#### Material provided

----------------------------------------

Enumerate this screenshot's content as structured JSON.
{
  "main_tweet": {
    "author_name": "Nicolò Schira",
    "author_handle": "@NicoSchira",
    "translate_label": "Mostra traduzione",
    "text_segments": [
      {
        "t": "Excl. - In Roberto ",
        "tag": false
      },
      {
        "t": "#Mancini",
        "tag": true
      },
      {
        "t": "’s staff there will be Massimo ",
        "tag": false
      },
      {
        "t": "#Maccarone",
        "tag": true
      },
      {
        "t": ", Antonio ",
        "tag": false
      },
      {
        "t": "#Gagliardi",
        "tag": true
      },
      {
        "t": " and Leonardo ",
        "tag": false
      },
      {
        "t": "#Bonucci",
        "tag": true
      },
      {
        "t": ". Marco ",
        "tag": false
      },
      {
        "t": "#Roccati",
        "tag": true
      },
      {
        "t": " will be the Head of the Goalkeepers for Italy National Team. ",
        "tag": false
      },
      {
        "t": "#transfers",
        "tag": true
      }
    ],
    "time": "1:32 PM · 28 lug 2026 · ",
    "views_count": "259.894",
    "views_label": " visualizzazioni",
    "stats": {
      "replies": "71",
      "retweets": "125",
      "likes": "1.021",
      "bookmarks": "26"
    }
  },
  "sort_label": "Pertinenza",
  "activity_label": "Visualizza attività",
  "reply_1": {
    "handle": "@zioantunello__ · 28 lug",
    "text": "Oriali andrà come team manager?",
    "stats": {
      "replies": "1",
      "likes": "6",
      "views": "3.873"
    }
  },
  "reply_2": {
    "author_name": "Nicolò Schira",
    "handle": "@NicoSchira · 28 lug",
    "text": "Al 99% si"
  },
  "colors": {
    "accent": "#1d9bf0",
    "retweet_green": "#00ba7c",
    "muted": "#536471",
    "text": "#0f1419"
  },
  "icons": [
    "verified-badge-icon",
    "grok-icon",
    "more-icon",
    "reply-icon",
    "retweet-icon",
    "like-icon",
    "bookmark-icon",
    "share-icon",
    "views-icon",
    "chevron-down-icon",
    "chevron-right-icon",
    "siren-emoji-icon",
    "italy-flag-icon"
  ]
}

----------------------------------------

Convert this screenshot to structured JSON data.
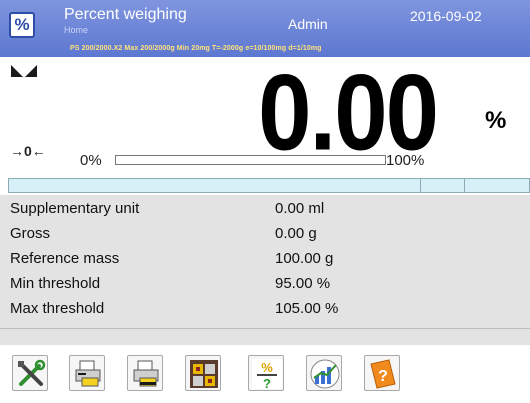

----------------------------------------

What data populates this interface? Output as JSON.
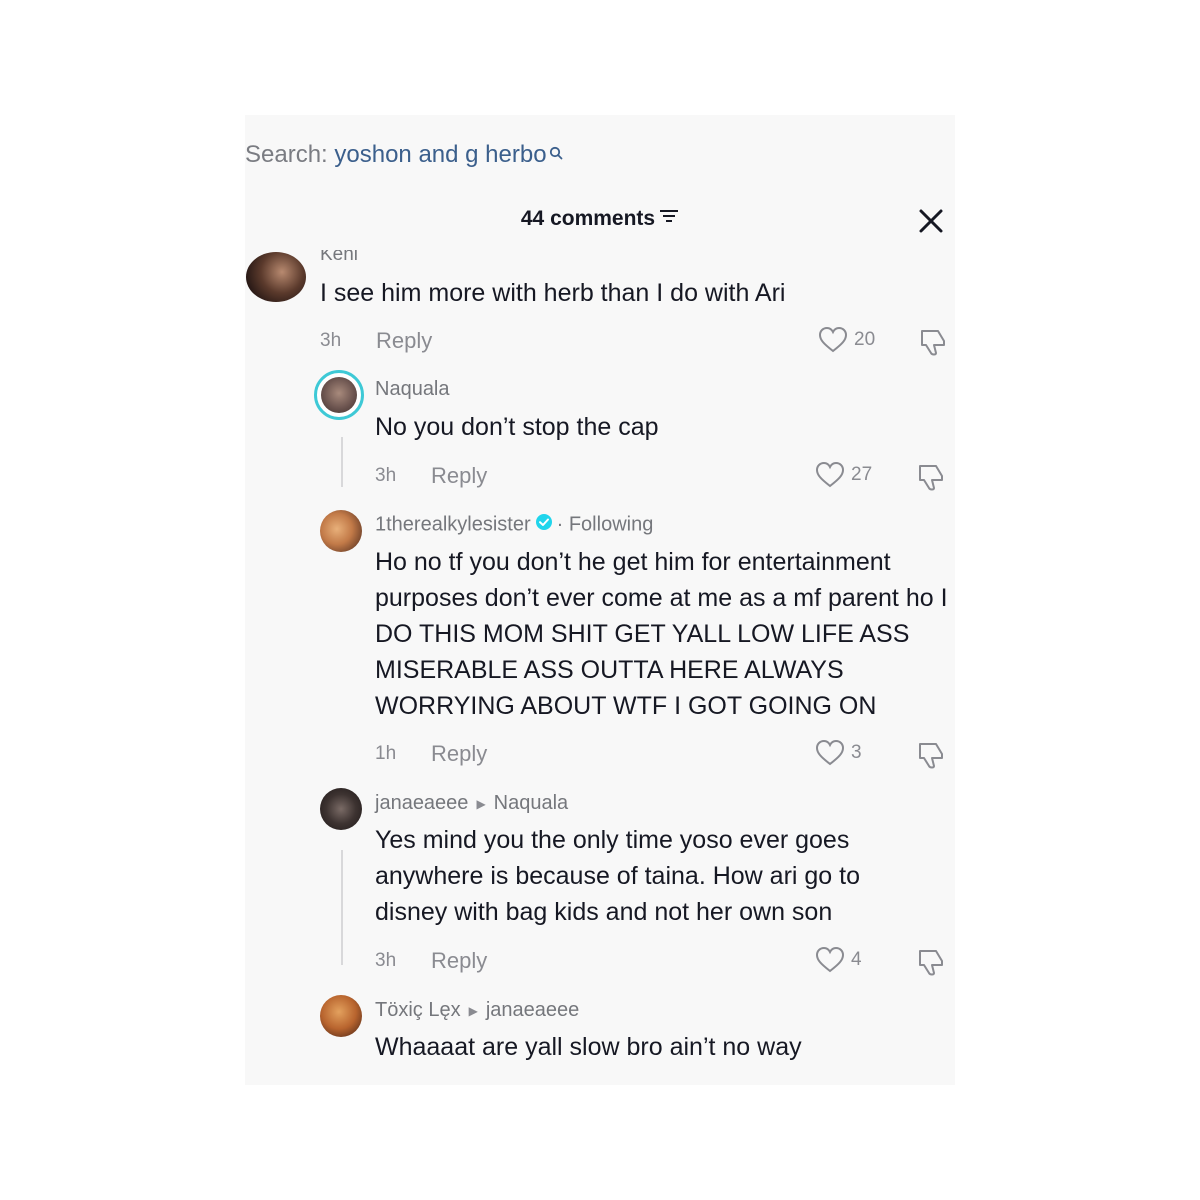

----------------------------------------

#### Short problem
Find the word "data" and list each line it appears in.

#### Solution to the problem
Convert this screenshot to structured JSON data.
What data populates this interface? Output as JSON.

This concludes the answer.